• Task goal
Select and copy out every line in the records containing "data".

• Record set
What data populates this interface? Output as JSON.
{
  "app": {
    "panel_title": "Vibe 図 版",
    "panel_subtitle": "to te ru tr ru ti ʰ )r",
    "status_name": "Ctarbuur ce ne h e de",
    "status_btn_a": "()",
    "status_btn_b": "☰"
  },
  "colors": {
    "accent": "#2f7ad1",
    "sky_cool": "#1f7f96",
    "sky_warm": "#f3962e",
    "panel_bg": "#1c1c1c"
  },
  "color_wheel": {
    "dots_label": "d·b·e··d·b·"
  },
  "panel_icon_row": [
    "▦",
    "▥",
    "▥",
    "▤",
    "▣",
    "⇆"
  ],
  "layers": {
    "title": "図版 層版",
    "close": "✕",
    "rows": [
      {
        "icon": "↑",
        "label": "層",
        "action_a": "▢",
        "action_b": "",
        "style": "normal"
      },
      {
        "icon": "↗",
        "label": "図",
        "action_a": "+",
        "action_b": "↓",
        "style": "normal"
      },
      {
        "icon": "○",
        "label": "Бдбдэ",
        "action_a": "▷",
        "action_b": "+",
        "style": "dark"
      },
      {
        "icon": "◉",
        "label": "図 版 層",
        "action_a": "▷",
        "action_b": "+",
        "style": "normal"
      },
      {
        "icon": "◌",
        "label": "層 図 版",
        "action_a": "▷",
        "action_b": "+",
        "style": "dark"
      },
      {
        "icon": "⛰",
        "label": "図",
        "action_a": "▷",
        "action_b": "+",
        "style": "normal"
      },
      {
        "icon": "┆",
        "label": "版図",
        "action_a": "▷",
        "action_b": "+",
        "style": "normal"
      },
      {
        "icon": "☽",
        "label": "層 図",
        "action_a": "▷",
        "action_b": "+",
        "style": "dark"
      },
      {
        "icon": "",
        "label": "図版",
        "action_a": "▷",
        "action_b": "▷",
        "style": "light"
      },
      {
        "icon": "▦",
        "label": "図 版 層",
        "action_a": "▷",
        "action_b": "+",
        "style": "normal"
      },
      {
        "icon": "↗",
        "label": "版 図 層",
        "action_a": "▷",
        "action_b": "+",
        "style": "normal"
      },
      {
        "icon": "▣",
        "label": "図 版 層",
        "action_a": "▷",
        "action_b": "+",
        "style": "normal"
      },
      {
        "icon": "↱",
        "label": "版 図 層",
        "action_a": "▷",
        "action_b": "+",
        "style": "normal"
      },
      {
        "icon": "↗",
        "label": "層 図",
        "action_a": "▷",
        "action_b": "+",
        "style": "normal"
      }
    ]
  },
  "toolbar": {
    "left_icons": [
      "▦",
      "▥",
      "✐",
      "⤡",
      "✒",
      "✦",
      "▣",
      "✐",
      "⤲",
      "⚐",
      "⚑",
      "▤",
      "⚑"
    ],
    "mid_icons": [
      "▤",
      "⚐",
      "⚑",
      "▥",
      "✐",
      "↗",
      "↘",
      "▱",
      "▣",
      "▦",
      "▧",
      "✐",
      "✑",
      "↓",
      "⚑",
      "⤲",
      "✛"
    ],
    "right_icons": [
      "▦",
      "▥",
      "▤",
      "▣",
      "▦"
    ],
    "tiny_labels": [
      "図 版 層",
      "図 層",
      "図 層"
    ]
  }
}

==

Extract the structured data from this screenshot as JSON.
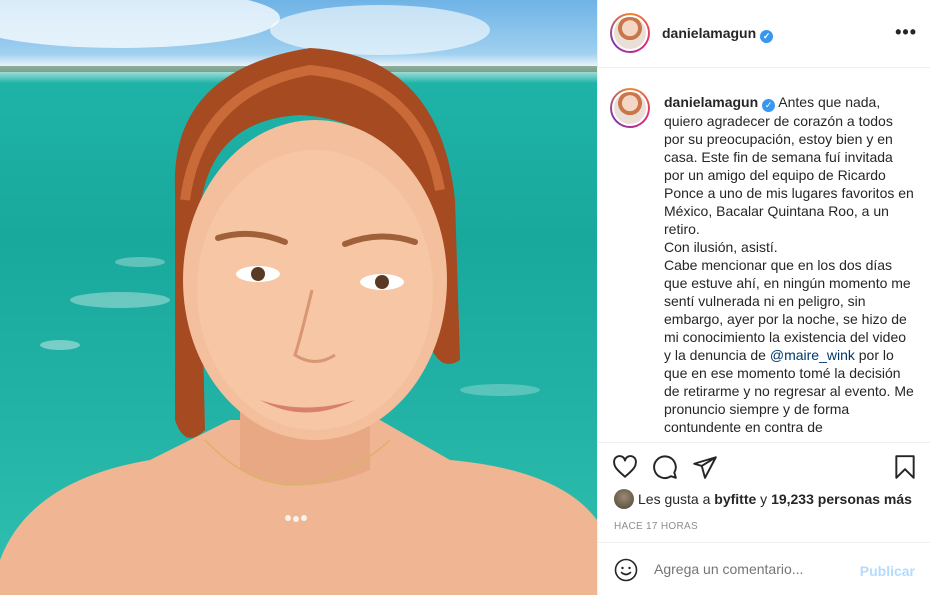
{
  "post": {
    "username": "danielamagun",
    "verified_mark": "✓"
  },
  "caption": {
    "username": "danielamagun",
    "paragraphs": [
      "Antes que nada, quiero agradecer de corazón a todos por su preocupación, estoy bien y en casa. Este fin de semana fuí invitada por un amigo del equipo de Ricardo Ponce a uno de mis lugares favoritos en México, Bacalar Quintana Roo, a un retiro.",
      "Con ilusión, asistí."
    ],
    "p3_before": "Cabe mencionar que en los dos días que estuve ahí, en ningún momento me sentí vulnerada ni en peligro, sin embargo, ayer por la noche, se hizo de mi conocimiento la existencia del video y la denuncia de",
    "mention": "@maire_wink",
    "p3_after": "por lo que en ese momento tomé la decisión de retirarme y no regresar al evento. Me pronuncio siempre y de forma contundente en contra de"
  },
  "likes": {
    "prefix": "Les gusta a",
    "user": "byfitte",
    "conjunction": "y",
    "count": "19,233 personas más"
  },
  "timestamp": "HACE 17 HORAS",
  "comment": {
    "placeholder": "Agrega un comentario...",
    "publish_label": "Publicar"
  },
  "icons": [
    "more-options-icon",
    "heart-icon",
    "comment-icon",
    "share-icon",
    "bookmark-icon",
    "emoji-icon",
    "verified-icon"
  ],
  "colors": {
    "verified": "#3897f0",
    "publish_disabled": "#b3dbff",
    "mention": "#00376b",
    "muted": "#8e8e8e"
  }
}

...

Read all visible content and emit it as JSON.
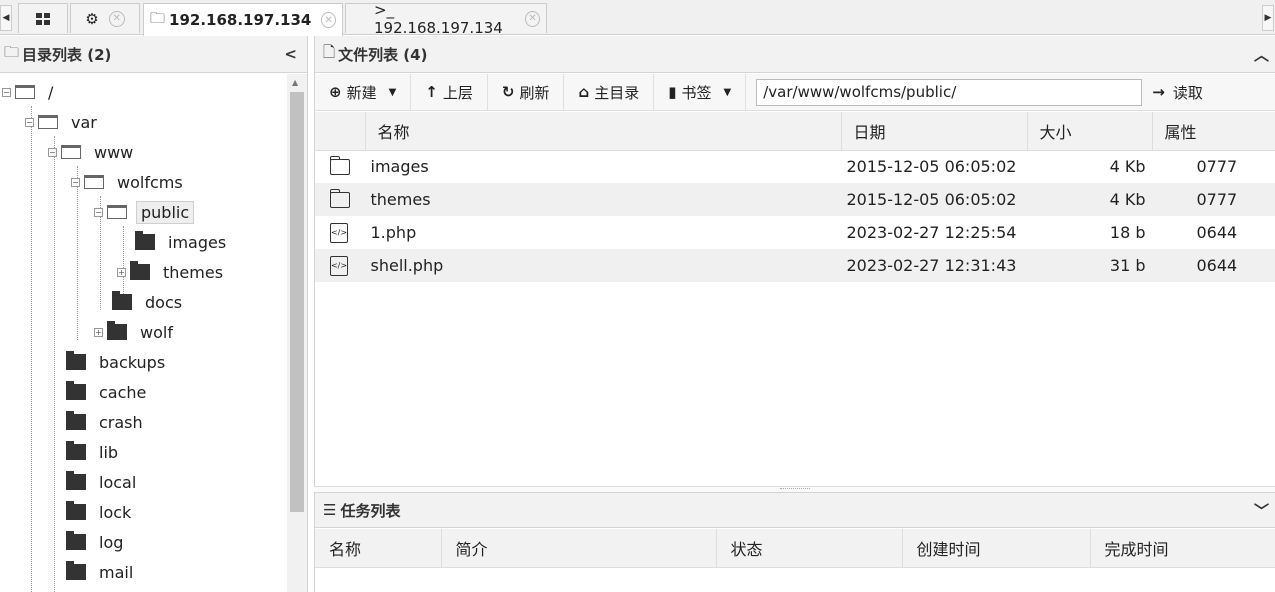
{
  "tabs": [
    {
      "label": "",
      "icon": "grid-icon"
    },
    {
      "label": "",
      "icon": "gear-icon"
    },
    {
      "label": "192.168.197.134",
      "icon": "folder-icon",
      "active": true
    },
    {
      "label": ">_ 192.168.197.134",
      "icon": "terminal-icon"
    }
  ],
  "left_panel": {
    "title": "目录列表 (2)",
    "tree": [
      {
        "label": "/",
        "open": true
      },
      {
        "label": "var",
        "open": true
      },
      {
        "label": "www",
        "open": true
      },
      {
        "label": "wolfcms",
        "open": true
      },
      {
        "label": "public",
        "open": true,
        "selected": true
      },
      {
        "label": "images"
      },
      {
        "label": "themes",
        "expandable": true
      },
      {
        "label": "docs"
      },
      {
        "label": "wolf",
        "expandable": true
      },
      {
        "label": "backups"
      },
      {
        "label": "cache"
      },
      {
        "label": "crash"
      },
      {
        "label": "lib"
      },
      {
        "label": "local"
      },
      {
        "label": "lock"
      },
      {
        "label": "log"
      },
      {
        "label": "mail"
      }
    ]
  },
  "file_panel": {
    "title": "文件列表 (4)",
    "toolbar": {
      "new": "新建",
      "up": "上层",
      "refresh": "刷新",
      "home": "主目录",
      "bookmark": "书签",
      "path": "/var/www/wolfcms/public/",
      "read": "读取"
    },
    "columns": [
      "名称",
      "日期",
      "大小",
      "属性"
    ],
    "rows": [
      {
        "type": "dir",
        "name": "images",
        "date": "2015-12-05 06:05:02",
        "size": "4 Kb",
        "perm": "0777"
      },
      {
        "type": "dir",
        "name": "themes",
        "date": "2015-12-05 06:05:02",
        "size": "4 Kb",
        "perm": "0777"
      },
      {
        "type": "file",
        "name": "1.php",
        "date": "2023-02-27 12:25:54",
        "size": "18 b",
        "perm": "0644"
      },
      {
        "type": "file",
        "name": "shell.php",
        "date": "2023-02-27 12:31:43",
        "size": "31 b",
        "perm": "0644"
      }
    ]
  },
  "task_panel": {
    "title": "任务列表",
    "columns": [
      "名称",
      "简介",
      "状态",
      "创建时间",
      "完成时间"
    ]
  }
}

• Result
What data populates this interface? Output as JSON.
Extract the structured data from this screenshot as JSON.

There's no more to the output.